Goal of the exercise:
Check each line of the material below for "Temperature", then copy the ones that contain it.

Information given:

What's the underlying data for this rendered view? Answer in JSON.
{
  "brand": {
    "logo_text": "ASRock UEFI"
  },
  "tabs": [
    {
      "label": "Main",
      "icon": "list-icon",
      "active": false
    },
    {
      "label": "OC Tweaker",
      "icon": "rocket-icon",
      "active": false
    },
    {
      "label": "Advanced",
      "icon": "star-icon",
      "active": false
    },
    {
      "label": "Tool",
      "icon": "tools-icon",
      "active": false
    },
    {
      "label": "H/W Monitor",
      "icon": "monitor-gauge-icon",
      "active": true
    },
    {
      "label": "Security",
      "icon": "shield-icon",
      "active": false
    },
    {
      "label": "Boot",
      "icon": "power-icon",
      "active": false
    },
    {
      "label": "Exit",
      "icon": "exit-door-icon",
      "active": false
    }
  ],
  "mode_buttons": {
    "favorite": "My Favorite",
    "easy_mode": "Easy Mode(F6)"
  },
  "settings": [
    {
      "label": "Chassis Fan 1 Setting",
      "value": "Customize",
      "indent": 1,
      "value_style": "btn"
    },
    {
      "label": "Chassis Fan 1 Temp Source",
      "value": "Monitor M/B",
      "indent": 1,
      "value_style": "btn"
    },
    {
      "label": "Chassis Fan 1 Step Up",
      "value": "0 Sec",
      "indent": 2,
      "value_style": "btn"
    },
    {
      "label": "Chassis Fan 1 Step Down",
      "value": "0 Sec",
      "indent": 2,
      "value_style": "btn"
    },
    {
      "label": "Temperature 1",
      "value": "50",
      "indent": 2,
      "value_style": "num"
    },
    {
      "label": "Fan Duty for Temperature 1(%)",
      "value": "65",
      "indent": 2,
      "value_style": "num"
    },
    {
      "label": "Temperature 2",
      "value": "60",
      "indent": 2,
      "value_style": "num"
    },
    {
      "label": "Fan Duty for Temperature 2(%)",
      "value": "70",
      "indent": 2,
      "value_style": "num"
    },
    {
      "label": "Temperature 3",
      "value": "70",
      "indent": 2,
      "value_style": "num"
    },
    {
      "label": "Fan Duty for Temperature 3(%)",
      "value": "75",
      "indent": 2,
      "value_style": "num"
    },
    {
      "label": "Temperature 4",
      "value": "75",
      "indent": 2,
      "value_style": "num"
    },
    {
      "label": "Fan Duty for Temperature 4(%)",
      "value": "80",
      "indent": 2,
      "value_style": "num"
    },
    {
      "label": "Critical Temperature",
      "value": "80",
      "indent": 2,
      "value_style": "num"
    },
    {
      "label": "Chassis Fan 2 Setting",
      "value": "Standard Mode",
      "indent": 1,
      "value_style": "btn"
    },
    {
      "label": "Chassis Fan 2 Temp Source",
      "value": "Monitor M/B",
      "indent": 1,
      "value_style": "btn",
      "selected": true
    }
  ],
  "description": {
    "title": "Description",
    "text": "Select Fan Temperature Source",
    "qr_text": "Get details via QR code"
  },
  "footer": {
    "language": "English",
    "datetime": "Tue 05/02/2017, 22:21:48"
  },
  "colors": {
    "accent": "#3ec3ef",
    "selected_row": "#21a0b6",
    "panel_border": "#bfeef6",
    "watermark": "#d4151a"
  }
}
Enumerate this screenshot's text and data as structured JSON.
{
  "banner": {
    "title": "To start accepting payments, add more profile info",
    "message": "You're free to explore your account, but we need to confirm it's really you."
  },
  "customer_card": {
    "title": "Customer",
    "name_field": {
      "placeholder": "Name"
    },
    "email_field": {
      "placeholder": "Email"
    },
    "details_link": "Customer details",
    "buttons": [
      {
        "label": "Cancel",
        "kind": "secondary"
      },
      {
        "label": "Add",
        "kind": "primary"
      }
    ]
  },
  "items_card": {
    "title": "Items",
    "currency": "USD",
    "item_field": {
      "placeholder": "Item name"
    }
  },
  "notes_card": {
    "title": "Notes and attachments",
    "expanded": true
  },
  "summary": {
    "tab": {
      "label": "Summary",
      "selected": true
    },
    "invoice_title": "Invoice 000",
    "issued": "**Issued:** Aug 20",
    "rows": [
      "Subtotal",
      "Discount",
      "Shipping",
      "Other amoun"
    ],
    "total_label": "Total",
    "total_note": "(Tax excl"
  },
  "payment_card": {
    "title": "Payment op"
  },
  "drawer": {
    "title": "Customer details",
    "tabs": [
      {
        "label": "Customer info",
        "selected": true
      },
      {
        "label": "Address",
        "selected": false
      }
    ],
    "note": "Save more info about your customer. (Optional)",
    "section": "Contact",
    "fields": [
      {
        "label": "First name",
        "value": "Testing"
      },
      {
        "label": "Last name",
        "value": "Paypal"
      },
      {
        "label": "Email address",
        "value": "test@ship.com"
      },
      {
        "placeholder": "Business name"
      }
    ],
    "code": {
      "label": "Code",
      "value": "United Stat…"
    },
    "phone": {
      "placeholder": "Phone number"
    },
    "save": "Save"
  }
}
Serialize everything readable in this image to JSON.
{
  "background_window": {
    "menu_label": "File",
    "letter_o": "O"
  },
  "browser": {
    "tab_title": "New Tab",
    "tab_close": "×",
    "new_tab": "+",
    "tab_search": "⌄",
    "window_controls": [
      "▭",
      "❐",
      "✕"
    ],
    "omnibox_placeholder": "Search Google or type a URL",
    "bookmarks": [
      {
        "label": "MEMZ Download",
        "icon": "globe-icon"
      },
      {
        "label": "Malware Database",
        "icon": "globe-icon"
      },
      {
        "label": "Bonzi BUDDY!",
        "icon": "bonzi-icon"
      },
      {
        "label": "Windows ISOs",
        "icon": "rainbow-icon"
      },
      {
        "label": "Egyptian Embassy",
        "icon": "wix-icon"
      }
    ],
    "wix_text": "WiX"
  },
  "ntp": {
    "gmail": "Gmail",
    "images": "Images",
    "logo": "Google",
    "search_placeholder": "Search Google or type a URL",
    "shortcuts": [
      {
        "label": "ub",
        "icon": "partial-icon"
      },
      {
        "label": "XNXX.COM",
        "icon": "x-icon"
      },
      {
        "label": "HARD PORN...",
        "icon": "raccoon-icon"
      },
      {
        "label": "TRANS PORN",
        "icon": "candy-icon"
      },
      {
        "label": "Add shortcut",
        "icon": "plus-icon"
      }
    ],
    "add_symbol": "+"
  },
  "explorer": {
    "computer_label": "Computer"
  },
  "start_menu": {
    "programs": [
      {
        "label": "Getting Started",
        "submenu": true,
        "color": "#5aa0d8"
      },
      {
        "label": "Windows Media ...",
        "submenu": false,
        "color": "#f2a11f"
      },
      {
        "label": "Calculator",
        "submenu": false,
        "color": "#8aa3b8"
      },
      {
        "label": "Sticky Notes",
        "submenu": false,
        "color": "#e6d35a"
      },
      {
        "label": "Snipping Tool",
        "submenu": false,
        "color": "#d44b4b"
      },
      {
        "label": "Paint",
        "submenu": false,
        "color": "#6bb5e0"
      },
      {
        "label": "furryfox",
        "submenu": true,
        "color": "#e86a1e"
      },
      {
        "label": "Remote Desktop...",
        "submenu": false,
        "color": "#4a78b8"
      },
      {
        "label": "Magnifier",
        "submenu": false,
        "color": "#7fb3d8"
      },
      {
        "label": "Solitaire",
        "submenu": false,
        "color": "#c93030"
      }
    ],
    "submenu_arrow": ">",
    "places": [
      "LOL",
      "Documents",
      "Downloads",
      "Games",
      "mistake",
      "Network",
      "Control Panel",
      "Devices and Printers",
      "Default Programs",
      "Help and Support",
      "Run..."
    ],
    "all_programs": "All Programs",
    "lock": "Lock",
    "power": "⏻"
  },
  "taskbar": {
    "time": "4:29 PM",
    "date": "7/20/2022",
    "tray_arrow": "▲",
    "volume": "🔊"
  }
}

Answer to the exercise:
      "label": "Temperature 1",
      "label": "Fan Duty for Temperature 1(%)",
      "label": "Temperature 2",
      "label": "Fan Duty for Temperature 2(%)",
      "label": "Temperature 3",
      "label": "Fan Duty for Temperature 3(%)",
      "label": "Temperature 4",
      "label": "Fan Duty for Temperature 4(%)",
      "label": "Critical Temperature",
    "text": "Select Fan Temperature Source",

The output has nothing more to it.